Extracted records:
○ ○ ○

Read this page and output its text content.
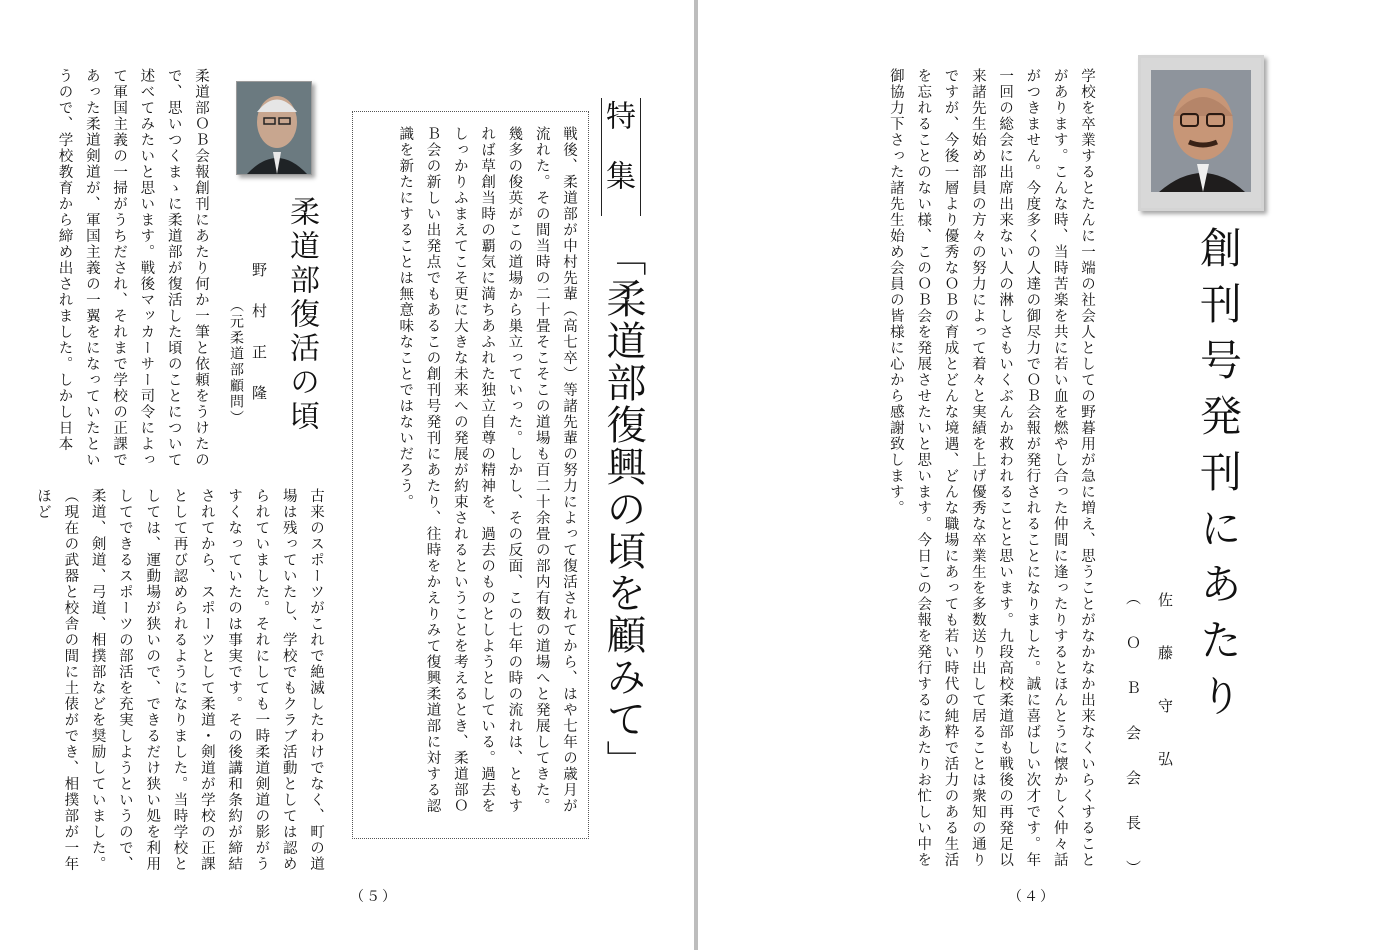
古来のスポーツがこれで絶滅したわけでなく、町の道場は残っていたし、学校でもクラブ活動としては認められていました。それにしても一時柔道剣道の影がうすくなっていたのは事実です。その後講和条約が締結されてから、スポーツとして柔道・剣道が学校の正課として再び認められるようになりました。当時学校としては、運動場が狭いので、できるだけ狭い処を利用してできるスポーツの部活を充実しようというので、柔道、剣道、弓道、相撲部などを奨励していました。（現在の武器と校舎の間に土俵ができ、相撲部が一年ほど

柔道部ＯＢ会報創刊にあたり何か一筆と依頼をうけたので、思いつくまゝに柔道部が復活した頃のことについて述べてみたいと思います。戦後マッカーサー司令によって軍国主義の一掃がうちだされ、それまで学校の正課であった柔道剣道が、軍国主義の一翼をになっていたというので、学校教育から締め出されました。しかし日本	柔道部復活の頃
野村正隆
（元柔道部顧問）	戦後、柔道部が中村先輩（高七卒）等諸先輩の努力によって復活されてから、はや七年の歳月が流れた。その間当時の二十畳そこそこの道場も百二十余畳の部内有数の道場へと発展してきた。幾多の俊英がこの道場から巣立っていった。しかし、その反面、この七年の時の流れは、ともすれば草創当時の覇気に満ちあふれた独立自尊の精神を、過去のものとしようとしている。過去をしっかりふまえてこそ更に大きな未来への発展が約束されるということを考えるとき、柔道部ＯＢ会の新しい出発点でもあるこの創刊号発刊にあたり、往時をかえりみて復興柔道部に対する認識を新たにすることは無意味なことではないだろう。	特集
「柔道部復興の頃を顧みて」
（５）

学校を卒業するとたんに一端の社会人としての野暮用が急に増え、思うことがなかなか出来なくいらくすることがあります。こんな時、当時苦楽を共に若い血を燃やし合った仲間に逢ったりするとほんとうに懐かしく仲々話がつきません。今度多くの人達の御尽力でＯＢ会報が発行されることになりました。誠に喜ばしい次才です。年一回の総会に出席出来ない人の淋しさもいくぶんか救われることと思います。九段高校柔道部も戦後の再発足以来諸先生始め部員の方々の努力によって着々と実績を上げ優秀な卒業生を多数送り出して居ることは衆知の通りですが、今後一層より優秀なＯＢの育成とどんな境遇、どんな職場にあっても若い時代の純粋で活力のある生活を忘れることのない様、このＯＢ会を発展させたいと思います。今日この会報を発行するにあたりお忙しい中を御協力下さった諸先生始め会員の皆様に心から感謝致します。	創刊号発刊にあたり
佐藤守弘
（ＯＢ会会長）
（４）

○ ○ ○

» **Your objective**
Repeat the data above exactly, but not the pictures.

» **Expected output**
Read this page and output its text content.
古来のスポーツがこれで絶滅したわけでなく、町の道場は残っていたし、学校でもクラブ活動としては認められていました。それにしても一時柔道剣道の影がうすくなっていたのは事実です。その後講和条約が締結されてから、スポーツとして柔道・剣道が学校の正課として再び認められるようになりました。当時学校としては、運動場が狭いので、できるだけ狭い処を利用してできるスポーツの部活を充実しようというので、柔道、剣道、弓道、相撲部などを奨励していました。（現在の武器と校舎の間に土俵ができ、相撲部が一年ほど

柔道部ＯＢ会報創刊にあたり何か一筆と依頼をうけたので、思いつくまゝに柔道部が復活した頃のことについて述べてみたいと思います。戦後マッカーサー司令によって軍国主義の一掃がうちだされ、それまで学校の正課であった柔道剣道が、軍国主義の一翼をになっていたというので、学校教育から締め出されました。しかし日本	柔道部復活の頃
野村正隆
（元柔道部顧問）	戦後、柔道部が中村先輩（高七卒）等諸先輩の努力によって復活されてから、はや七年の歳月が流れた。その間当時の二十畳そこそこの道場も百二十余畳の部内有数の道場へと発展してきた。幾多の俊英がこの道場から巣立っていった。しかし、その反面、この七年の時の流れは、ともすれば草創当時の覇気に満ちあふれた独立自尊の精神を、過去のものとしようとしている。過去をしっかりふまえてこそ更に大きな未来への発展が約束されるということを考えるとき、柔道部ＯＢ会の新しい出発点でもあるこの創刊号発刊にあたり、往時をかえりみて復興柔道部に対する認識を新たにすることは無意味なことではないだろう。	特集
「柔道部復興の頃を顧みて」
（５）

学校を卒業するとたんに一端の社会人としての野暮用が急に増え、思うことがなかなか出来なくいらくすることがあります。こんな時、当時苦楽を共に若い血を燃やし合った仲間に逢ったりするとほんとうに懐かしく仲々話がつきません。今度多くの人達の御尽力でＯＢ会報が発行されることになりました。誠に喜ばしい次才です。年一回の総会に出席出来ない人の淋しさもいくぶんか救われることと思います。九段高校柔道部も戦後の再発足以来諸先生始め部員の方々の努力によって着々と実績を上げ優秀な卒業生を多数送り出して居ることは衆知の通りですが、今後一層より優秀なＯＢの育成とどんな境遇、どんな職場にあっても若い時代の純粋で活力のある生活を忘れることのない様、このＯＢ会を発展させたいと思います。今日この会報を発行するにあたりお忙しい中を御協力下さった諸先生始め会員の皆様に心から感謝致します。	創刊号発刊にあたり
佐藤守弘
（ＯＢ会会長）
（４）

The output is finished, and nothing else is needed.